== Given task ==
Convert the entries starting with the line that contains "lon-label: 122° E (463, 804, 491, 815)" and going on through the line that contains "legend-label: Flooded flat" into a Markdown table with the columns Row and Line, numbering each row and omitting blank lines.

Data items
%%
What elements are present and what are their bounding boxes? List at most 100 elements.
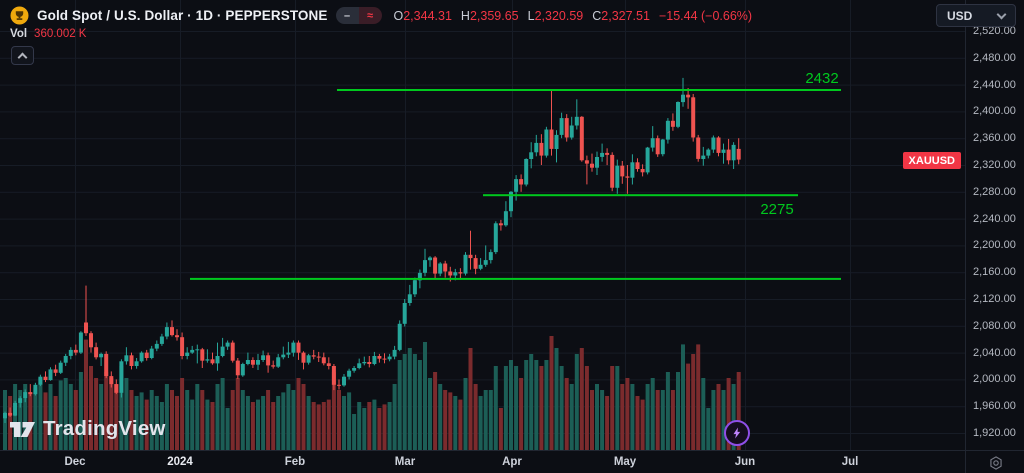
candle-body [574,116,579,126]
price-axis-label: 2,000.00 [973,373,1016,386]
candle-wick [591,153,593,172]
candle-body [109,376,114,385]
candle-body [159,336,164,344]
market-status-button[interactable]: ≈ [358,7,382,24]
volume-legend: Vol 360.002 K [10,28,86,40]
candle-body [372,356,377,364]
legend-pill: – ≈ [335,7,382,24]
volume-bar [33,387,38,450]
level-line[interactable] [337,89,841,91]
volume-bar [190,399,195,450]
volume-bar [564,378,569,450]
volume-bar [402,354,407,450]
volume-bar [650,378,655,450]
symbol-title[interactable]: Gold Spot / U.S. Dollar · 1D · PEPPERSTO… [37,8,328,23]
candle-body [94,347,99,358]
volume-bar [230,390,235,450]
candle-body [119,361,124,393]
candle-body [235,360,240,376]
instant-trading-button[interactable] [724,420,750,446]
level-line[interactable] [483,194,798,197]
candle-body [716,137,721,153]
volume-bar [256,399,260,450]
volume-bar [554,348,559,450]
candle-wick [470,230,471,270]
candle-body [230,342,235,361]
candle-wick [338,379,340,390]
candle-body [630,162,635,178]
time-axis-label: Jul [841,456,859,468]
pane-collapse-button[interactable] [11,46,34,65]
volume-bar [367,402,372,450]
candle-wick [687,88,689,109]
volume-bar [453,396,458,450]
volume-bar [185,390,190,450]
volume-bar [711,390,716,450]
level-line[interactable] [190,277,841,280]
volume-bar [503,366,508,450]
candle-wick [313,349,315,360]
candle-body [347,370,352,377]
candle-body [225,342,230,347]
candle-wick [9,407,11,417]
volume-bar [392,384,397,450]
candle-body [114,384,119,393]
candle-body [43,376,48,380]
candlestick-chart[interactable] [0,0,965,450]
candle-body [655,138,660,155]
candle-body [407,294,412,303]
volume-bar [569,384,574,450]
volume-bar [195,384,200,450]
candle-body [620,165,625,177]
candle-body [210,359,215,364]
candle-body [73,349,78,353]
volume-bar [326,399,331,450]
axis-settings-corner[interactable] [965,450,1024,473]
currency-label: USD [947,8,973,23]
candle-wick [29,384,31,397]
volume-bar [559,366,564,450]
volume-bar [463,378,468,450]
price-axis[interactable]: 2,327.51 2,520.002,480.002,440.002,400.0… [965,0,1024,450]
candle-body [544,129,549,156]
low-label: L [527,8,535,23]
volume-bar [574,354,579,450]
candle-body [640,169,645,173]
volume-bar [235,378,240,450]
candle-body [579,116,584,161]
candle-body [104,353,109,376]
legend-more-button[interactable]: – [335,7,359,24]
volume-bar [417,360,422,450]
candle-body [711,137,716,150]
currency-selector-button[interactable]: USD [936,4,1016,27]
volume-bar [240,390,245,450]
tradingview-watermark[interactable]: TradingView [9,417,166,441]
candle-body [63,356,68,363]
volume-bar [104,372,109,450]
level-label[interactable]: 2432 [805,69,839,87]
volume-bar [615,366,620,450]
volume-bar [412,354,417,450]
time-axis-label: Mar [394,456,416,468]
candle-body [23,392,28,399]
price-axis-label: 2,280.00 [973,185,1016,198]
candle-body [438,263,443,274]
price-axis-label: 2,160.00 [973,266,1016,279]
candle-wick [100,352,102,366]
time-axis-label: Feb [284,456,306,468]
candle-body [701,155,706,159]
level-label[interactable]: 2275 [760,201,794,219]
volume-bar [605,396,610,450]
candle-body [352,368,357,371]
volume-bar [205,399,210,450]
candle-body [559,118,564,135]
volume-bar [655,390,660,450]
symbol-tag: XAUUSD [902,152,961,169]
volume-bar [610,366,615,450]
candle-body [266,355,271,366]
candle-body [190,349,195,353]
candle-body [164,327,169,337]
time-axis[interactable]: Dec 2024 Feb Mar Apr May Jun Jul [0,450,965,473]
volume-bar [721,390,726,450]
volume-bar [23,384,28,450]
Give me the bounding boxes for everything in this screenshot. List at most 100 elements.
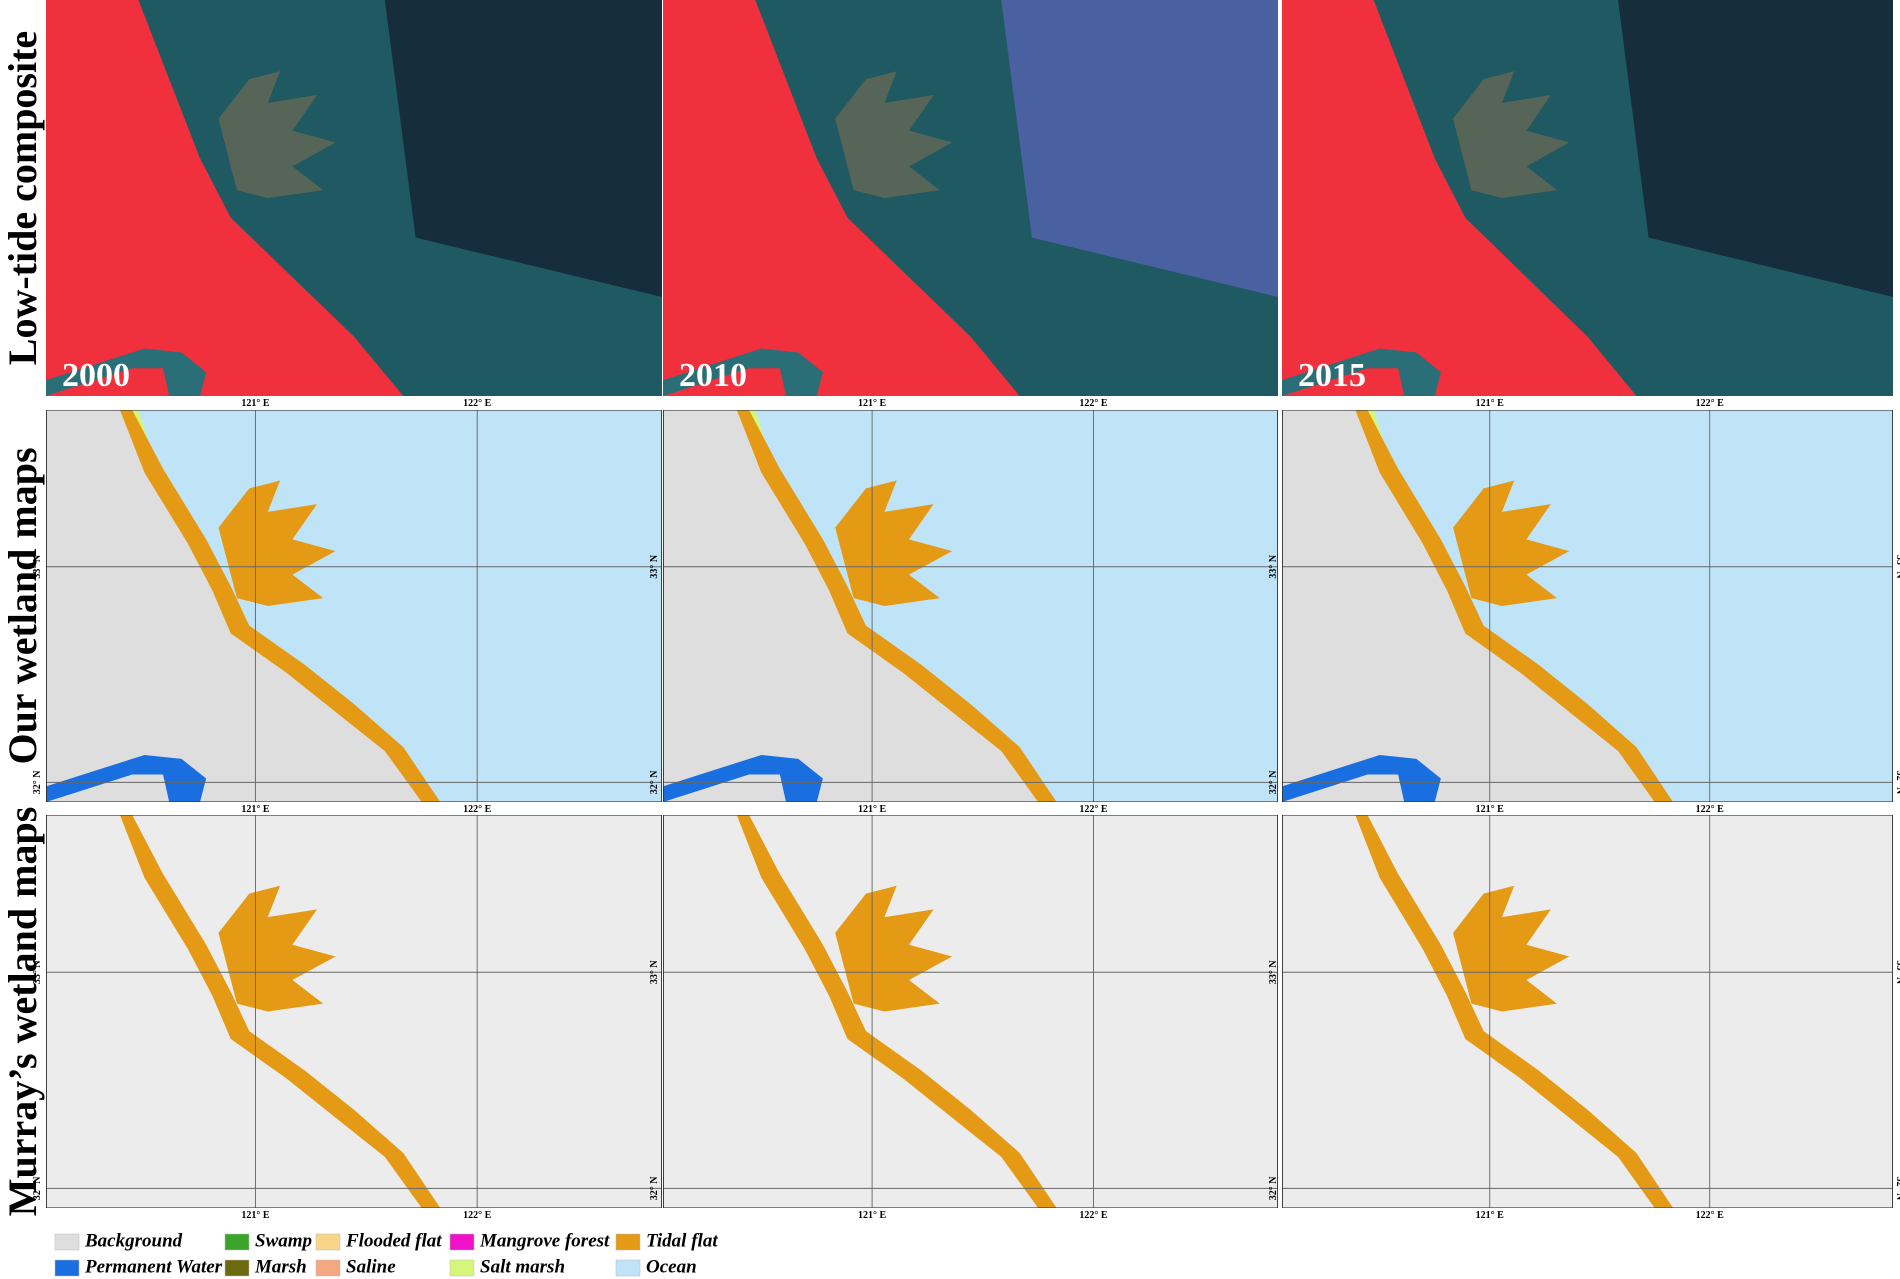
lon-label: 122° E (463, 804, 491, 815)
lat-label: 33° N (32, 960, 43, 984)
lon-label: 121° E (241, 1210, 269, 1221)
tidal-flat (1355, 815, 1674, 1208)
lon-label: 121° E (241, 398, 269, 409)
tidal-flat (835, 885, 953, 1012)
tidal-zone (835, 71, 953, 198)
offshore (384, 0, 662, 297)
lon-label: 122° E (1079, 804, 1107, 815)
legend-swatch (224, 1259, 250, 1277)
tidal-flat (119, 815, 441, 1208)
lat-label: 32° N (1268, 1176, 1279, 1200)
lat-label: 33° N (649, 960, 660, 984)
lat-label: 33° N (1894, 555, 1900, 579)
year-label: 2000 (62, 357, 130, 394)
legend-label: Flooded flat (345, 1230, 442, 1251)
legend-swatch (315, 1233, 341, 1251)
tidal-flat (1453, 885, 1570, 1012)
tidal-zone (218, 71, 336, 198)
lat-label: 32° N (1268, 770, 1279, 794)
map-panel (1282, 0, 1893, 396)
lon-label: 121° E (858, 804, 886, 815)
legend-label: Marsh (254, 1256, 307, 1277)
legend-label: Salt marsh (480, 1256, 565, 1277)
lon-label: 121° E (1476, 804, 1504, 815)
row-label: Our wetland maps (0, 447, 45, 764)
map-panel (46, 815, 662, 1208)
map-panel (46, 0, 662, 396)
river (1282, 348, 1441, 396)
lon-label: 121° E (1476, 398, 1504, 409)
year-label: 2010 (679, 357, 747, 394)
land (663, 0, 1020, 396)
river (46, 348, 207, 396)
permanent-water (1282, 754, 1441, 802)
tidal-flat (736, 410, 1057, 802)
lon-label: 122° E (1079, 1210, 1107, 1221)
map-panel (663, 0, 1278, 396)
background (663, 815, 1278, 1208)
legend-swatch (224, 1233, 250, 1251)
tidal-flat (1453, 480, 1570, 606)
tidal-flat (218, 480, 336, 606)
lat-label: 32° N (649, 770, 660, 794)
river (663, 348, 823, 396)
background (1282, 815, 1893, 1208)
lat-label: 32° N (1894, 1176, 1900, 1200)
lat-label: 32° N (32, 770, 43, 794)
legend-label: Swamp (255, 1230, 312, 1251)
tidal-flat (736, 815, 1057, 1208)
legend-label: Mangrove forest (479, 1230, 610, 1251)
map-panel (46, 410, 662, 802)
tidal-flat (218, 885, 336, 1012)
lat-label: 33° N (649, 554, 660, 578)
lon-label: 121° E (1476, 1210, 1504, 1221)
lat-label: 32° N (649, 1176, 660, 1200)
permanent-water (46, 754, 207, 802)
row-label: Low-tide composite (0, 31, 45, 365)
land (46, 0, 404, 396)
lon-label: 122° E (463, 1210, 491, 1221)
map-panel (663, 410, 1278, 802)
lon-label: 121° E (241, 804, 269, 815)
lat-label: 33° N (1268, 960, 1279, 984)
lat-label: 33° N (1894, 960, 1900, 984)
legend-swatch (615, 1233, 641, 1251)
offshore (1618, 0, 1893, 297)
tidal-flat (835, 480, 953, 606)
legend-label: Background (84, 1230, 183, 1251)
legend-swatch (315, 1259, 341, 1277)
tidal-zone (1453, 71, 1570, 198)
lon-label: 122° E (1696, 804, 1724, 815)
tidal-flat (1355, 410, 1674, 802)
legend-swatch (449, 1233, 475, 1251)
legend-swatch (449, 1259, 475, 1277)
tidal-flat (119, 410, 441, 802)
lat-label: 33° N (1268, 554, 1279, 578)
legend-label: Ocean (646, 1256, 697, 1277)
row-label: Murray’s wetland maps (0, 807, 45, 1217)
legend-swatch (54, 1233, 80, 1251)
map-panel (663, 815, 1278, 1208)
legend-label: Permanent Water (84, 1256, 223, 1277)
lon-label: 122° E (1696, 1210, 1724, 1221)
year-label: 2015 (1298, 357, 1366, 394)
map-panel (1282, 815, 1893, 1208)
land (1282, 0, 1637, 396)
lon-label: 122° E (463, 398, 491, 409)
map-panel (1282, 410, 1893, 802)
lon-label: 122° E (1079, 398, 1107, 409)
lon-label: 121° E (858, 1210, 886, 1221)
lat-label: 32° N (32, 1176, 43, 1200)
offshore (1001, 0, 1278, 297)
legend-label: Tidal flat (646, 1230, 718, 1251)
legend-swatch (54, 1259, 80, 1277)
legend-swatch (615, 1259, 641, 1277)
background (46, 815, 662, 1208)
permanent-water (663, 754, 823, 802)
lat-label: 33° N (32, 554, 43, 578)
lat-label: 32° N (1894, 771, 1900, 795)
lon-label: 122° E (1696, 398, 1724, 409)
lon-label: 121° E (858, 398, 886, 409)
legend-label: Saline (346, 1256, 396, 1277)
%%
== Correct result ==
| Row | Line |
|---|---|
| 1 | lon-label: 122° E (463, 804, 491, 815) |
| 2 | lat-label: 33° N (32, 960, 43, 984) |
| 3 | lon-label: 121° E (241, 1210, 269, 1221) |
| 4 | tidal-flat (1355, 815, 1674, 1208) |
| 5 | lon-label: 121° E (241, 398, 269, 409) |
| 6 | tidal-flat (835, 885, 953, 1012) |
| 7 | tidal-zone (835, 71, 953, 198) |
| 8 | offshore (384, 0, 662, 297) |
| 9 | lon-label: 122° E (1079, 804, 1107, 815) |
| 10 | legend-swatch (224, 1259, 250, 1277) |
| 11 | tidal-flat (119, 815, 441, 1208) |
| 12 | lat-label: 32° N (1268, 1176, 1279, 1200) |
| 13 | lat-label: 33° N (649, 960, 660, 984) |
| 14 | lat-label: 33° N (1894, 555, 1900, 579) |
| 15 | year-label: 2000 (62, 357, 130, 394) |
| 16 | legend-label: Flooded flat (345, 1230, 442, 1251) |